BRIEF: Restate each of the lines below word for word and drop every picture.

Stored entries:
## Start

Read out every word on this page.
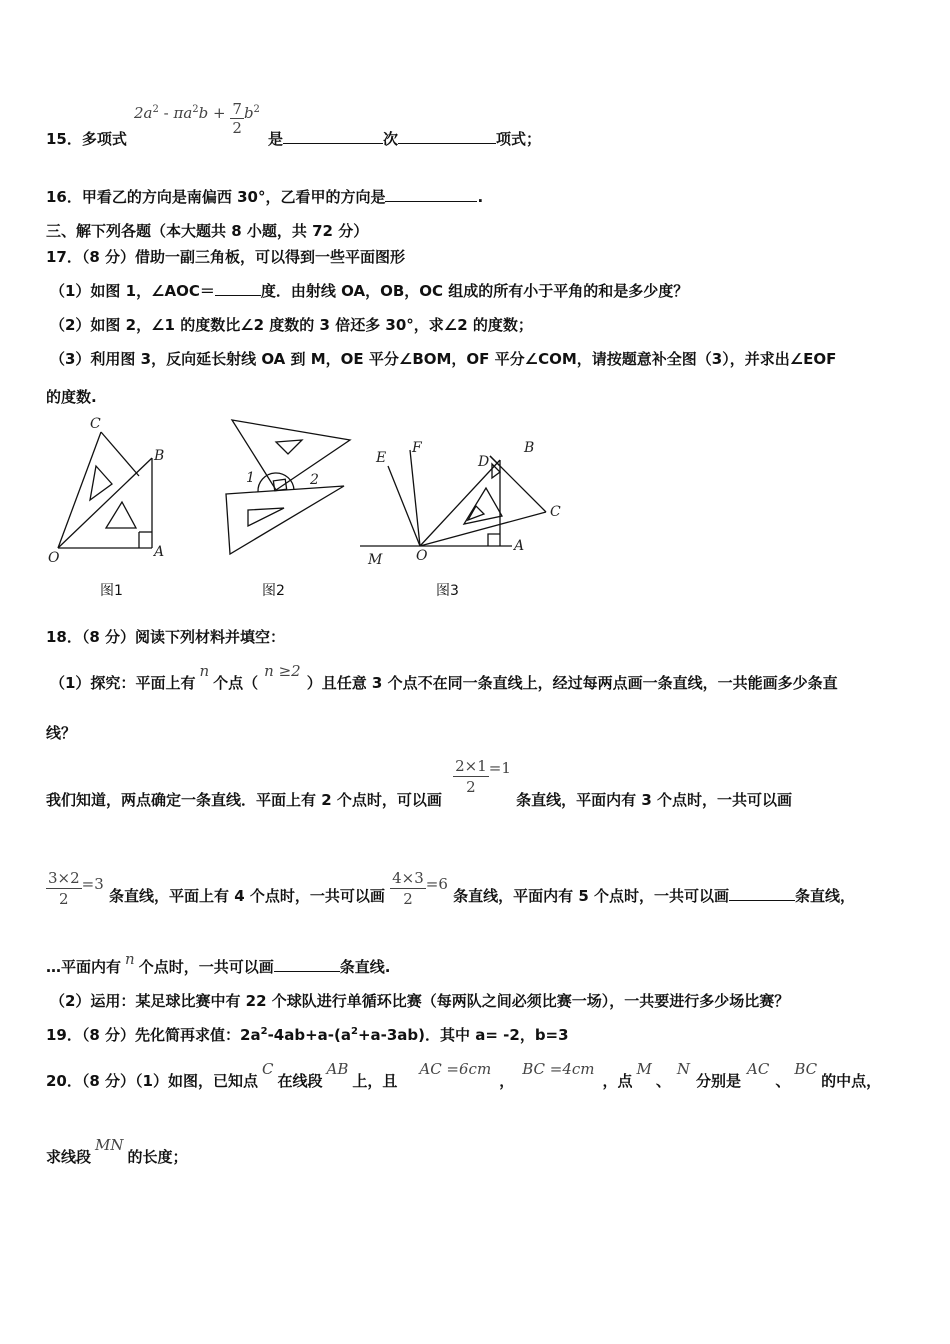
15．多项式
$2a^2 - \pi a^2b + \frac{7}{2} b^2$
是	次	项式；
16．甲看乙的方向是南偏西 30°，乙看甲的方向是	.
三、解下列各题（本大题共 8 小题，共 72 分）
17．（8 分）借助一副三角板，可以得到一些平面图形
（1）如图 1，∠AOC＝	度．由射线 OA，OB，OC 组成的所有小于平角的和是多少度？
（2）如图 2，∠1 的度数比∠2 度数的 3 倍还多 30°，求∠2 的度数；
（3）利用图 3，反向延长射线 OA 到 M，OE 平分∠BOM，OF 平分∠COM，请按题意补全图（3），并求出∠EOF
的度数.
C
B
O	A
图1
1	2
图2
E
F
D
B
C
M O
A
图3
18．（8 分）阅读下列材料并填空：
（1）探究：平面上有n个点（n ≥2）且任意 3 个点不在同一条直线上，经过每两点画一条直线，一共能画多少条直
线？
我们知道，两点确定一条直线．平面上有 2 个点时，可以画
$\frac{2\times 1}{2} =1$ 条直线，平面内有 3 个点时，一共可以画
$\frac{3\times 2}{2} =3$ 条直线，平面上有 4 个点时，一共可以画 $\frac{4\times 3}{2} =6$ 条直线，平面内有 5 个点时，一共可以画	条直线，
…平面内有 n 个点时，一共可以画	条直线.
（2）运用：某足球比赛中有 22 个球队进行单循环比赛（每两队之间必须比赛一场），一共要进行多少场比赛？
19．（8 分）先化简再求值：$2a^2-4ab+a-(a^2+a-3ab)$．其中 a= -2，b=3
20．（8 分）（1）如图，已知点C在线段AB上，且AC =6cm，BC =4cm，点M、N分别是AC、BC的中点，
求线段MN的长度；
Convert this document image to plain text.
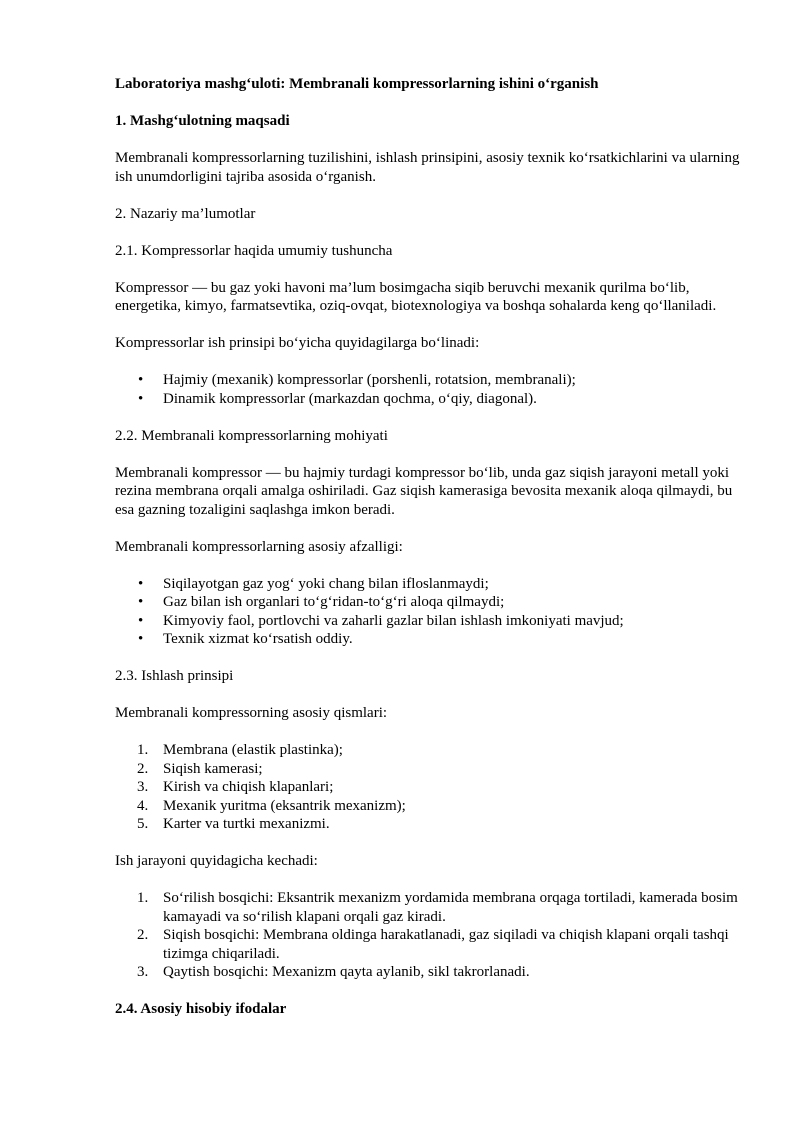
Laboratoriya mashg‘uloti: Membranali kompressorlarning ishini o‘rganish

1. Mashg‘ulotning maqsadi

Membranali kompressorlarning tuzilishini, ishlash prinsipini, asosiy texnik ko‘rsatkichlarini va ularning ish unumdorligini tajriba asosida o‘rganish.

2. Nazariy ma’lumotlar

2.1. Kompressorlar haqida umumiy tushuncha

Kompressor — bu gaz yoki havoni ma’lum bosimgacha siqib beruvchi mexanik qurilma bo‘lib, energetika, kimyo, farmatsevtika, oziq-ovqat, biotexnologiya va boshqa sohalarda keng qo‘llaniladi.

Kompressorlar ish prinsipi bo‘yicha quyidagilarga bo‘linadi:

• Hajmiy (mexanik) kompressorlar (porshenli, rotatsion, membranali);
• Dinamik kompressorlar (markazdan qochma, o‘qiy, diagonal).

2.2. Membranali kompressorlarning mohiyati

Membranali kompressor — bu hajmiy turdagi kompressor bo‘lib, unda gaz siqish jarayoni metall yoki rezina membrana orqali amalga oshiriladi. Gaz siqish kamerasiga bevosita mexanik aloqa qilmaydi, bu esa gazning tozaligini saqlashga imkon beradi.

Membranali kompressorlarning asosiy afzalligi:

• Siqilayotgan gaz yog‘ yoki chang bilan ifloslanmaydi;
• Gaz bilan ish organlari to‘g‘ridan-to‘g‘ri aloqa qilmaydi;
• Kimyoviy faol, portlovchi va zaharli gazlar bilan ishlash imkoniyati mavjud;
• Texnik xizmat ko‘rsatish oddiy.

2.3. Ishlash prinsipi

Membranali kompressorning asosiy qismlari:

1. Membrana (elastik plastinka);
2. Siqish kamerasi;
3. Kirish va chiqish klapanlari;
4. Mexanik yuritma (eksantrik mexanizm);
5. Karter va turtki mexanizmi.

Ish jarayoni quyidagicha kechadi:

1. So‘rilish bosqichi: Eksantrik mexanizm yordamida membrana orqaga tortiladi, kamerada bosim kamayadi va so‘rilish klapani orqali gaz kiradi.
2. Siqish bosqichi: Membrana oldinga harakatlanadi, gaz siqiladi va chiqish klapani orqali tashqi tizimga chiqariladi.
3. Qaytish bosqichi: Mexanizm qayta aylanib, sikl takrorlanadi.

2.4. Asosiy hisobiy ifodalar
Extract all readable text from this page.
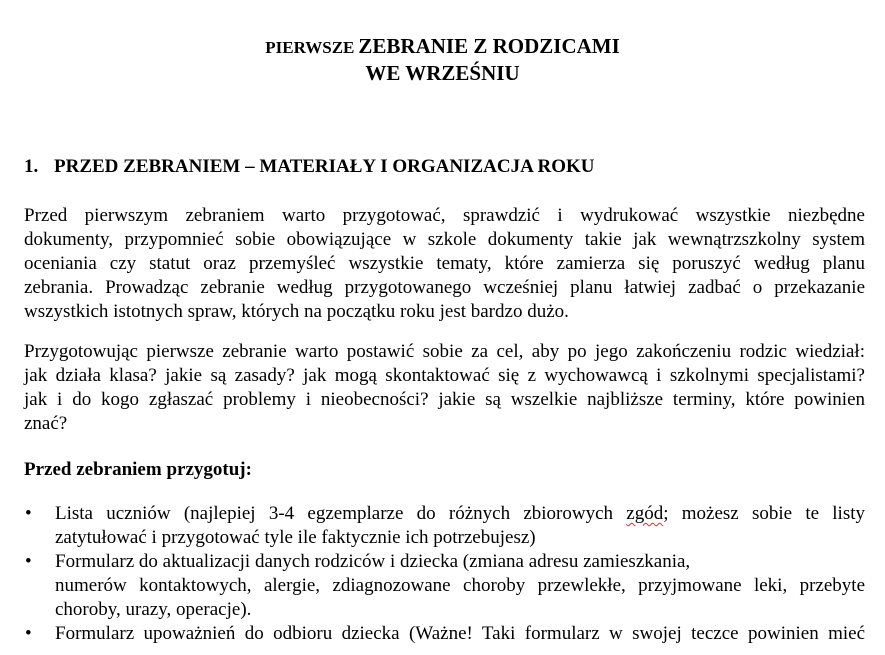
PIERWSZE ZEBRANIE Z RODZICAMI
WE WRZEŚNIU
1. PRZED ZEBRANIEM – MATERIAŁY I ORGANIZACJA ROKU
Przed pierwszym zebraniem warto przygotować, sprawdzić i wydrukować wszystkie niezbędne
dokumenty, przypomnieć sobie obowiązujące w szkole dokumenty takie jak wewnątrzszkolny system
oceniania czy statut oraz przemyśleć wszystkie tematy, które zamierza się poruszyć według planu
zebrania. Prowadząc zebranie według przygotowanego wcześniej planu łatwiej zadbać o przekazanie
wszystkich istotnych spraw, których na początku roku jest bardzo dużo.
Przygotowując pierwsze zebranie warto postawić sobie za cel, aby po jego zakończeniu rodzic wiedział:
jak działa klasa? jakie są zasady? jak mogą skontaktować się z wychowawcą i szkolnymi specjalistami?
jak i do kogo zgłaszać problemy i nieobecności? jakie są wszelkie najbliższe terminy, które powinien
znać?
Przed zebraniem przygotuj:
•	Lista uczniów (najlepiej 3-4 egzemplarze do różnych zbiorowych zgód; możesz sobie te listy
zatytułować i przygotować tyle ile faktycznie ich potrzebujesz)
•	Formularz do aktualizacji danych rodziców i dziecka (zmiana adresu zamieszkania,
numerów kontaktowych, alergie, zdiagnozowane choroby przewlekłe, przyjmowane leki, przebyte
choroby, urazy, operacje).
•	Formularz upoważnień do odbioru dziecka (Ważne! Taki formularz w swojej teczce powinien mieć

## End

ANSWER TO THIS EXERCISE:
Read out every word on this page.
15．多项式
$2a^2 - \pi a^2b + \frac{7}{2} b^2$
是	次	项式；
16．甲看乙的方向是南偏西 30°，乙看甲的方向是	.
三、解下列各题（本大题共 8 小题，共 72 分）
17．（8 分）借助一副三角板，可以得到一些平面图形
（1）如图 1，∠AOC＝	度．由射线 OA，OB，OC 组成的所有小于平角的和是多少度？
（2）如图 2，∠1 的度数比∠2 度数的 3 倍还多 30°，求∠2 的度数；
（3）利用图 3，反向延长射线 OA 到 M，OE 平分∠BOM，OF 平分∠COM，请按题意补全图（3），并求出∠EOF
的度数.
C
B
O	A
图1
1	2
图2
E
F
D
B
C
M O
A
图3
18．（8 分）阅读下列材料并填空：
（1）探究：平面上有n个点（n ≥2）且任意 3 个点不在同一条直线上，经过每两点画一条直线，一共能画多少条直
线？
我们知道，两点确定一条直线．平面上有 2 个点时，可以画
$\frac{2\times 1}{2} =1$ 条直线，平面内有 3 个点时，一共可以画
$\frac{3\times 2}{2} =3$ 条直线，平面上有 4 个点时，一共可以画 $\frac{4\times 3}{2} =6$ 条直线，平面内有 5 个点时，一共可以画	条直线，
…平面内有 n 个点时，一共可以画	条直线.
（2）运用：某足球比赛中有 22 个球队进行单循环比赛（每两队之间必须比赛一场），一共要进行多少场比赛？
19．（8 分）先化简再求值：$2a^2-4ab+a-(a^2+a-3ab)$．其中 a= -2，b=3
20．（8 分）（1）如图，已知点C在线段AB上，且AC =6cm，BC =4cm，点M、N分别是AC、BC的中点，
求线段MN的长度；
Convert this document image to plain text.
Laboratoriya mashg‘uloti: Membranali kompressorlarning ishini o‘rganish

1. Mashg‘ulotning maqsadi

Membranali kompressorlarning tuzilishini, ishlash prinsipini, asosiy texnik ko‘rsatkichlarini va ularning ish unumdorligini tajriba asosida o‘rganish.

2. Nazariy ma’lumotlar

2.1. Kompressorlar haqida umumiy tushuncha

Kompressor — bu gaz yoki havoni ma’lum bosimgacha siqib beruvchi mexanik qurilma bo‘lib, energetika, kimyo, farmatsevtika, oziq-ovqat, biotexnologiya va boshqa sohalarda keng qo‘llaniladi.

Kompressorlar ish prinsipi bo‘yicha quyidagilarga bo‘linadi:

• Hajmiy (mexanik) kompressorlar (porshenli, rotatsion, membranali);
• Dinamik kompressorlar (markazdan qochma, o‘qiy, diagonal).

2.2. Membranali kompressorlarning mohiyati

Membranali kompressor — bu hajmiy turdagi kompressor bo‘lib, unda gaz siqish jarayoni metall yoki rezina membrana orqali amalga oshiriladi. Gaz siqish kamerasiga bevosita mexanik aloqa qilmaydi, bu esa gazning tozaligini saqlashga imkon beradi.

Membranali kompressorlarning asosiy afzalligi:

• Siqilayotgan gaz yog‘ yoki chang bilan ifloslanmaydi;
• Gaz bilan ish organlari to‘g‘ridan-to‘g‘ri aloqa qilmaydi;
• Kimyoviy faol, portlovchi va zaharli gazlar bilan ishlash imkoniyati mavjud;
• Texnik xizmat ko‘rsatish oddiy.

2.3. Ishlash prinsipi

Membranali kompressorning asosiy qismlari:

1. Membrana (elastik plastinka);
2. Siqish kamerasi;
3. Kirish va chiqish klapanlari;
4. Mexanik yuritma (eksantrik mexanizm);
5. Karter va turtki mexanizmi.

Ish jarayoni quyidagicha kechadi:

1. So‘rilish bosqichi: Eksantrik mexanizm yordamida membrana orqaga tortiladi, kamerada bosim kamayadi va so‘rilish klapani orqali gaz kiradi.
2. Siqish bosqichi: Membrana oldinga harakatlanadi, gaz siqiladi va chiqish klapani orqali tashqi tizimga chiqariladi.
3. Qaytish bosqichi: Mexanizm qayta aylanib, sikl takrorlanadi.

2.4. Asosiy hisobiy ifodalar
Extract all readable text from this page.
PIERWSZE ZEBRANIE Z RODZICAMI
WE WRZEŚNIU
1. PRZED ZEBRANIEM – MATERIAŁY I ORGANIZACJA ROKU
Przed pierwszym zebraniem warto przygotować, sprawdzić i wydrukować wszystkie niezbędne
dokumenty, przypomnieć sobie obowiązujące w szkole dokumenty takie jak wewnątrzszkolny system
oceniania czy statut oraz przemyśleć wszystkie tematy, które zamierza się poruszyć według planu
zebrania. Prowadząc zebranie według przygotowanego wcześniej planu łatwiej zadbać o przekazanie
wszystkich istotnych spraw, których na początku roku jest bardzo dużo.
Przygotowując pierwsze zebranie warto postawić sobie za cel, aby po jego zakończeniu rodzic wiedział:
jak działa klasa? jakie są zasady? jak mogą skontaktować się z wychowawcą i szkolnymi specjalistami?
jak i do kogo zgłaszać problemy i nieobecności? jakie są wszelkie najbliższe terminy, które powinien
znać?
Przed zebraniem przygotuj:
•	Lista uczniów (najlepiej 3-4 egzemplarze do różnych zbiorowych zgód; możesz sobie te listy
zatytułować i przygotować tyle ile faktycznie ich potrzebujesz)
•	Formularz do aktualizacji danych rodziców i dziecka (zmiana adresu zamieszkania,
numerów kontaktowych, alergie, zdiagnozowane choroby przewlekłe, przyjmowane leki, przebyte
choroby, urazy, operacje).
•	Formularz upoważnień do odbioru dziecka (Ważne! Taki formularz w swojej teczce powinien mieć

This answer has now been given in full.